** START PROVIDED RECORDS **
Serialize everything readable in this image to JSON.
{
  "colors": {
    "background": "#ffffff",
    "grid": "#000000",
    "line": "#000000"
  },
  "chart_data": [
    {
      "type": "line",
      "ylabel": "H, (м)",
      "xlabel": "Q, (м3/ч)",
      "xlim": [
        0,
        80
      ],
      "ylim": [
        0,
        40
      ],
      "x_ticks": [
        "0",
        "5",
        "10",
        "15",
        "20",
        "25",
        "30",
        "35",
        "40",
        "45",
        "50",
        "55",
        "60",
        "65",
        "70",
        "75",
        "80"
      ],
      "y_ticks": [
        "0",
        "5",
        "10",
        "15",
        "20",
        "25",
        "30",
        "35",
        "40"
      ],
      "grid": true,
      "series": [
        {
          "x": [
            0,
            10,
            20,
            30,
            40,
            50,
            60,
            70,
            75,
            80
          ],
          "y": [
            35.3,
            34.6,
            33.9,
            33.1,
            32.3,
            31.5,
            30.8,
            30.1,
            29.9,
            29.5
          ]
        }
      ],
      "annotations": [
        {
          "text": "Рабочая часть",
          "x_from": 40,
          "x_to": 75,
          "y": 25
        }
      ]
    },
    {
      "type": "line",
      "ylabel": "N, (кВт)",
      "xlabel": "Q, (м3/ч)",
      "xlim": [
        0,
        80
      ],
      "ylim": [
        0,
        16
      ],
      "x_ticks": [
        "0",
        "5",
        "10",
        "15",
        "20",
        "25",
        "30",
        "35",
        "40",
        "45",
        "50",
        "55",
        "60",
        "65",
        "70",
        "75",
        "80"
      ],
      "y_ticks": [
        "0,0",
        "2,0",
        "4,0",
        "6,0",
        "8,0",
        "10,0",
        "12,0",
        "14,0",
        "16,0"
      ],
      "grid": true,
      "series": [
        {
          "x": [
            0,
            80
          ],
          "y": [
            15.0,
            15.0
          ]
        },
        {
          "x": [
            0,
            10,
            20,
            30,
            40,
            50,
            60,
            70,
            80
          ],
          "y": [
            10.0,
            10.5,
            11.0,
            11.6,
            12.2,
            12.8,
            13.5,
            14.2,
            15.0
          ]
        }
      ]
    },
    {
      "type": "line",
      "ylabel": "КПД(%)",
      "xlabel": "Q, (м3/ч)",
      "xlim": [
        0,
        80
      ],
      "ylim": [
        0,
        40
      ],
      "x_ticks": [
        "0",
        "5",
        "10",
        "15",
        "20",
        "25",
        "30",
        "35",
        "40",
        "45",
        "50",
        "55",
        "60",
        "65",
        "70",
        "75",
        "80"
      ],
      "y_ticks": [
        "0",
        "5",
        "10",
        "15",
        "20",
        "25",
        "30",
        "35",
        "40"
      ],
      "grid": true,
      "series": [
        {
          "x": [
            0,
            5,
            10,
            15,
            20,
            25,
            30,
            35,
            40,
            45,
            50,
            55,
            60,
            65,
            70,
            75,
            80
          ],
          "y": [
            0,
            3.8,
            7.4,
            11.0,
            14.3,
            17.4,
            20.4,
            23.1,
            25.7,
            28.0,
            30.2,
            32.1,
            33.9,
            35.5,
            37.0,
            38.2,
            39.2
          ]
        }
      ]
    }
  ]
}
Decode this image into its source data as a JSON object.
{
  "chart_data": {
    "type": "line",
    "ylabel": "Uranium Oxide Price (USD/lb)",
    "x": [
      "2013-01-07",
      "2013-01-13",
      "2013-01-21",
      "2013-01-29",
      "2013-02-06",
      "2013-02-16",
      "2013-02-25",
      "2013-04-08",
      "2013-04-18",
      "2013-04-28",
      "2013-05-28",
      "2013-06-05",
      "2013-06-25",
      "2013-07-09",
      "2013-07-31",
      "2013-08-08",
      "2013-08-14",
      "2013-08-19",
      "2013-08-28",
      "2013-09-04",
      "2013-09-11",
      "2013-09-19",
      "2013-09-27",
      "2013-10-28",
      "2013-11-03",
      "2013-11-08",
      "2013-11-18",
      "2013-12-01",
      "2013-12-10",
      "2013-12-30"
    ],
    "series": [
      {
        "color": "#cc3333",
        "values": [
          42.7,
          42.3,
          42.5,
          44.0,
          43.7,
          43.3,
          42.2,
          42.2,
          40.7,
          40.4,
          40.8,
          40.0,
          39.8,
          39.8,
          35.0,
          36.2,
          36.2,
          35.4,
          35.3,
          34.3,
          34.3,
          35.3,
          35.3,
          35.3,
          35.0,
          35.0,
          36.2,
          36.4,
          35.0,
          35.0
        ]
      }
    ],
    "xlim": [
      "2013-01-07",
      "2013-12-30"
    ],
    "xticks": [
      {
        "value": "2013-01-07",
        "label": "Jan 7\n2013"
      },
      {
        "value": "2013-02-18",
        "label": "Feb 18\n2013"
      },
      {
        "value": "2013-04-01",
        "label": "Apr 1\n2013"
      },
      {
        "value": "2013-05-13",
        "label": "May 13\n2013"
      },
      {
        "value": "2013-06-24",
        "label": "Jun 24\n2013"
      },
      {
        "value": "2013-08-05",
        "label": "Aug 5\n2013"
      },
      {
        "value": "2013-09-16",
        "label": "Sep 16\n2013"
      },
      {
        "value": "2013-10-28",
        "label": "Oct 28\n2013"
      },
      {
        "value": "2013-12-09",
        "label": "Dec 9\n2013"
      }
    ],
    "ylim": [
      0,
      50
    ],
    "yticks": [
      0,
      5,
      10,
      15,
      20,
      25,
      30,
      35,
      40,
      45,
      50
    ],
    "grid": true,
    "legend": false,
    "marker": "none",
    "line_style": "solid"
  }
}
** END PROVIDED RECORDS **
> [WHAT IS EXPECTED]:
Your task is to repeat the data exactly, with nothing left out.

> [EXPECTED ANSWER]:
Serialize everything readable in this image to JSON.
{
  "colors": {
    "background": "#ffffff",
    "grid": "#000000",
    "line": "#000000"
  },
  "chart_data": [
    {
      "type": "line",
      "ylabel": "H, (м)",
      "xlabel": "Q, (м3/ч)",
      "xlim": [
        0,
        80
      ],
      "ylim": [
        0,
        40
      ],
      "x_ticks": [
        "0",
        "5",
        "10",
        "15",
        "20",
        "25",
        "30",
        "35",
        "40",
        "45",
        "50",
        "55",
        "60",
        "65",
        "70",
        "75",
        "80"
      ],
      "y_ticks": [
        "0",
        "5",
        "10",
        "15",
        "20",
        "25",
        "30",
        "35",
        "40"
      ],
      "grid": true,
      "series": [
        {
          "x": [
            0,
            10,
            20,
            30,
            40,
            50,
            60,
            70,
            75,
            80
          ],
          "y": [
            35.3,
            34.6,
            33.9,
            33.1,
            32.3,
            31.5,
            30.8,
            30.1,
            29.9,
            29.5
          ]
        }
      ],
      "annotations": [
        {
          "text": "Рабочая часть",
          "x_from": 40,
          "x_to": 75,
          "y": 25
        }
      ]
    },
    {
      "type": "line",
      "ylabel": "N, (кВт)",
      "xlabel": "Q, (м3/ч)",
      "xlim": [
        0,
        80
      ],
      "ylim": [
        0,
        16
      ],
      "x_ticks": [
        "0",
        "5",
        "10",
        "15",
        "20",
        "25",
        "30",
        "35",
        "40",
        "45",
        "50",
        "55",
        "60",
        "65",
        "70",
        "75",
        "80"
      ],
      "y_ticks": [
        "0,0",
        "2,0",
        "4,0",
        "6,0",
        "8,0",
        "10,0",
        "12,0",
        "14,0",
        "16,0"
      ],
      "grid": true,
      "series": [
        {
          "x": [
            0,
            80
          ],
          "y": [
            15.0,
            15.0
          ]
        },
        {
          "x": [
            0,
            10,
            20,
            30,
            40,
            50,
            60,
            70,
            80
          ],
          "y": [
            10.0,
            10.5,
            11.0,
            11.6,
            12.2,
            12.8,
            13.5,
            14.2,
            15.0
          ]
        }
      ]
    },
    {
      "type": "line",
      "ylabel": "КПД(%)",
      "xlabel": "Q, (м3/ч)",
      "xlim": [
        0,
        80
      ],
      "ylim": [
        0,
        40
      ],
      "x_ticks": [
        "0",
        "5",
        "10",
        "15",
        "20",
        "25",
        "30",
        "35",
        "40",
        "45",
        "50",
        "55",
        "60",
        "65",
        "70",
        "75",
        "80"
      ],
      "y_ticks": [
        "0",
        "5",
        "10",
        "15",
        "20",
        "25",
        "30",
        "35",
        "40"
      ],
      "grid": true,
      "series": [
        {
          "x": [
            0,
            5,
            10,
            15,
            20,
            25,
            30,
            35,
            40,
            45,
            50,
            55,
            60,
            65,
            70,
            75,
            80
          ],
          "y": [
            0,
            3.8,
            7.4,
            11.0,
            14.3,
            17.4,
            20.4,
            23.1,
            25.7,
            28.0,
            30.2,
            32.1,
            33.9,
            35.5,
            37.0,
            38.2,
            39.2
          ]
        }
      ]
    }
  ]
}
Decode this image into its source data as a JSON object.
{
  "chart_data": {
    "type": "line",
    "ylabel": "Uranium Oxide Price (USD/lb)",
    "x": [
      "2013-01-07",
      "2013-01-13",
      "2013-01-21",
      "2013-01-29",
      "2013-02-06",
      "2013-02-16",
      "2013-02-25",
      "2013-04-08",
      "2013-04-18",
      "2013-04-28",
      "2013-05-28",
      "2013-06-05",
      "2013-06-25",
      "2013-07-09",
      "2013-07-31",
      "2013-08-08",
      "2013-08-14",
      "2013-08-19",
      "2013-08-28",
      "2013-09-04",
      "2013-09-11",
      "2013-09-19",
      "2013-09-27",
      "2013-10-28",
      "2013-11-03",
      "2013-11-08",
      "2013-11-18",
      "2013-12-01",
      "2013-12-10",
      "2013-12-30"
    ],
    "series": [
      {
        "color": "#cc3333",
        "values": [
          42.7,
          42.3,
          42.5,
          44.0,
          43.7,
          43.3,
          42.2,
          42.2,
          40.7,
          40.4,
          40.8,
          40.0,
          39.8,
          39.8,
          35.0,
          36.2,
          36.2,
          35.4,
          35.3,
          34.3,
          34.3,
          35.3,
          35.3,
          35.3,
          35.0,
          35.0,
          36.2,
          36.4,
          35.0,
          35.0
        ]
      }
    ],
    "xlim": [
      "2013-01-07",
      "2013-12-30"
    ],
    "xticks": [
      {
        "value": "2013-01-07",
        "label": "Jan 7\n2013"
      },
      {
        "value": "2013-02-18",
        "label": "Feb 18\n2013"
      },
      {
        "value": "2013-04-01",
        "label": "Apr 1\n2013"
      },
      {
        "value": "2013-05-13",
        "label": "May 13\n2013"
      },
      {
        "value": "2013-06-24",
        "label": "Jun 24\n2013"
      },
      {
        "value": "2013-08-05",
        "label": "Aug 5\n2013"
      },
      {
        "value": "2013-09-16",
        "label": "Sep 16\n2013"
      },
      {
        "value": "2013-10-28",
        "label": "Oct 28\n2013"
      },
      {
        "value": "2013-12-09",
        "label": "Dec 9\n2013"
      }
    ],
    "ylim": [
      0,
      50
    ],
    "yticks": [
      0,
      5,
      10,
      15,
      20,
      25,
      30,
      35,
      40,
      45,
      50
    ],
    "grid": true,
    "legend": false,
    "marker": "none",
    "line_style": "solid"
  }
}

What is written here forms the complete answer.